STATED TASK: For each line below that includes the word "JSON", make a copy.
══ EXERCISE MATERIAL
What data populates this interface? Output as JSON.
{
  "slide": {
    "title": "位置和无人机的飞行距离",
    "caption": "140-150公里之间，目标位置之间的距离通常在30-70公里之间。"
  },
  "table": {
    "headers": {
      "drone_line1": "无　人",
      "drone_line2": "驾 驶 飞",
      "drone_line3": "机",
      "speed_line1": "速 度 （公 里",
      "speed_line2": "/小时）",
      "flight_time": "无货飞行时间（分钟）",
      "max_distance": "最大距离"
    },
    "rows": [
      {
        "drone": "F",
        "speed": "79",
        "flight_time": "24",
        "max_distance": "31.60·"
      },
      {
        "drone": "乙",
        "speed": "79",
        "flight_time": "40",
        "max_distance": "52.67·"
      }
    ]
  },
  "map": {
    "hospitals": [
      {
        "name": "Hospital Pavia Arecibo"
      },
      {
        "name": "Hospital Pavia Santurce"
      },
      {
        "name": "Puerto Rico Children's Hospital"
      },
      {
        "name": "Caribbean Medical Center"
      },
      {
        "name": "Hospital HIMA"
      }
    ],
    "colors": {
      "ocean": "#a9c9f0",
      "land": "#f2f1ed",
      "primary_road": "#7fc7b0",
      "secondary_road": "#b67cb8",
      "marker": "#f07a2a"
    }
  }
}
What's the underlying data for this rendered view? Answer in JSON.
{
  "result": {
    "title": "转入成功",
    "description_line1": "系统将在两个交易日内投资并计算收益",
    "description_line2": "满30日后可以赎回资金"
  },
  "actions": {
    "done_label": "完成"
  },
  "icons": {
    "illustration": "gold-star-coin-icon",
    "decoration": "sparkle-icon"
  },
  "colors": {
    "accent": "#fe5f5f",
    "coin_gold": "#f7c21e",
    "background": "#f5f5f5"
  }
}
════
══ EXERCISE MATERIAL
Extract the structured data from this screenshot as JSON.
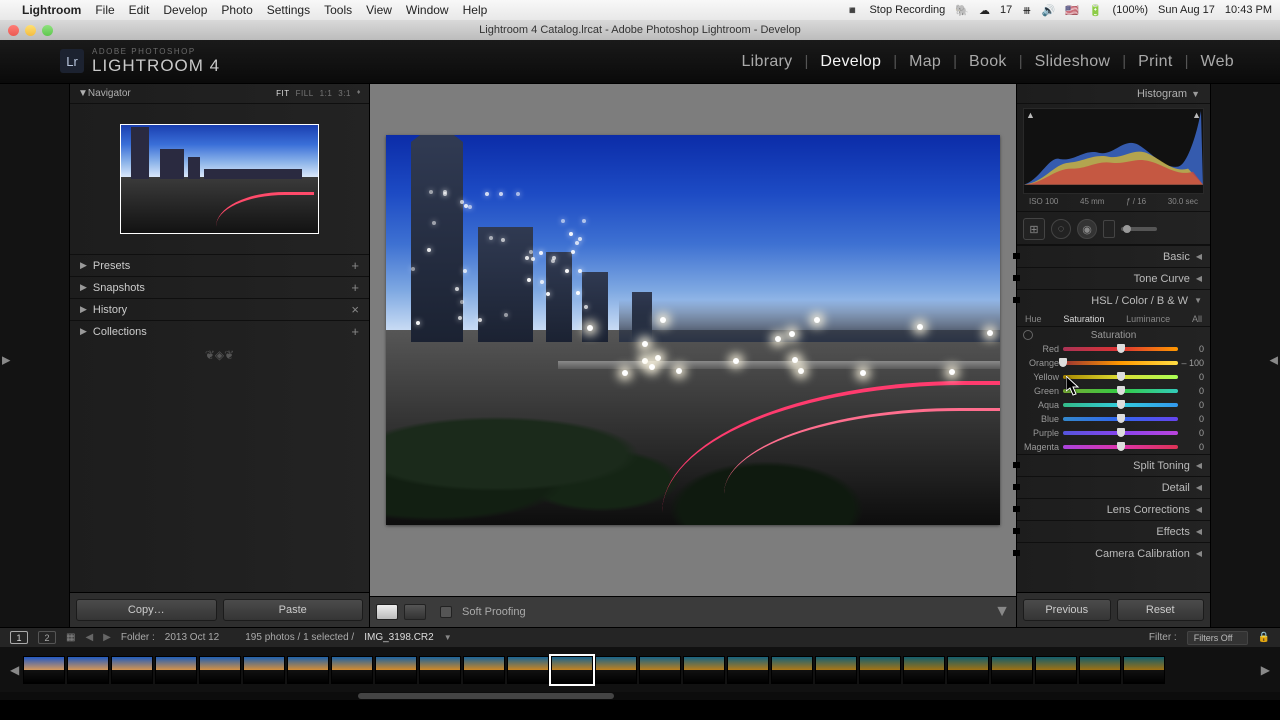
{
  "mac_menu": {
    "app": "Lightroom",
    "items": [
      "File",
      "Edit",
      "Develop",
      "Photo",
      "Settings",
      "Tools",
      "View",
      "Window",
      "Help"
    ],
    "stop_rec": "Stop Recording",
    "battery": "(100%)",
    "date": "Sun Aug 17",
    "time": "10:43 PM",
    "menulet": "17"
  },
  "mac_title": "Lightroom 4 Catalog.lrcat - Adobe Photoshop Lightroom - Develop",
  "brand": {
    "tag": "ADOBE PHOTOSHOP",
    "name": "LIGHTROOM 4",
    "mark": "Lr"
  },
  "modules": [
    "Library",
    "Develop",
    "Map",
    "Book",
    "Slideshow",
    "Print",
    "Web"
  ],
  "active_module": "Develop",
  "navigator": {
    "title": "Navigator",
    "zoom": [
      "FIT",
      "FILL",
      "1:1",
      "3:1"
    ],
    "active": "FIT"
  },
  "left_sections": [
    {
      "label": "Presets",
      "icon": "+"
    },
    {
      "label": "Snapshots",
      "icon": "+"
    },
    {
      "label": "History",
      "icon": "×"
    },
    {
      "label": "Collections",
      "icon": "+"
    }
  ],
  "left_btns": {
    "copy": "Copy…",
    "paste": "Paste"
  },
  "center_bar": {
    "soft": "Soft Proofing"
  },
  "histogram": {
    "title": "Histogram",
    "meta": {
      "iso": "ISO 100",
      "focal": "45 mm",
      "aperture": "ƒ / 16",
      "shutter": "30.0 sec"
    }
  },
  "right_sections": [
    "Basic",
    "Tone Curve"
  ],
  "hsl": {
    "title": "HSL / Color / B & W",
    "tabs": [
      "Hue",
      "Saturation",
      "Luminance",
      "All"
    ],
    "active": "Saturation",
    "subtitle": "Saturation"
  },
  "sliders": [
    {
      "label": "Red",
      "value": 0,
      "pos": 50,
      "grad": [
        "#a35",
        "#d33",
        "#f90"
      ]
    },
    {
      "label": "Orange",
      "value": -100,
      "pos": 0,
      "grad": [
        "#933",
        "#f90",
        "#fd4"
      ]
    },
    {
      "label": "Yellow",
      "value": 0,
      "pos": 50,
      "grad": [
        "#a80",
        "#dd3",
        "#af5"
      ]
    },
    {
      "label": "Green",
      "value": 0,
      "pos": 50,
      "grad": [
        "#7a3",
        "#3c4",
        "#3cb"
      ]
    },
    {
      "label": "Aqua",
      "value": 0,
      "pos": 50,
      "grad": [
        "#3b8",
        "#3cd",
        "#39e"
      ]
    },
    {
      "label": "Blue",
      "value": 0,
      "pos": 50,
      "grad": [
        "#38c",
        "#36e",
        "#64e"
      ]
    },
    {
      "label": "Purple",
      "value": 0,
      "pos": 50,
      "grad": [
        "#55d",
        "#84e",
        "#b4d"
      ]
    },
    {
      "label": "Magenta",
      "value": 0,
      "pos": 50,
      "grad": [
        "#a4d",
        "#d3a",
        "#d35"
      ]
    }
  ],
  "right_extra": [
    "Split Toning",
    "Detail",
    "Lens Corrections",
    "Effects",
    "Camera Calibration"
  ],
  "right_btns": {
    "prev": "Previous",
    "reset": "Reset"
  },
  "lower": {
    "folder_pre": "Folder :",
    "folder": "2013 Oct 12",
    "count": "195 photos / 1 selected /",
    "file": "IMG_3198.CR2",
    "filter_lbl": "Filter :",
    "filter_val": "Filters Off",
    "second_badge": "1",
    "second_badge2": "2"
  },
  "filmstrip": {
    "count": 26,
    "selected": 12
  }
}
════
SOLUTION TO THIS PROBLEM:
What data populates this interface? Output as JSON.
What's the underlying data for this rendered view? Answer in JSON.
Extract the structured data from this screenshot as JSON.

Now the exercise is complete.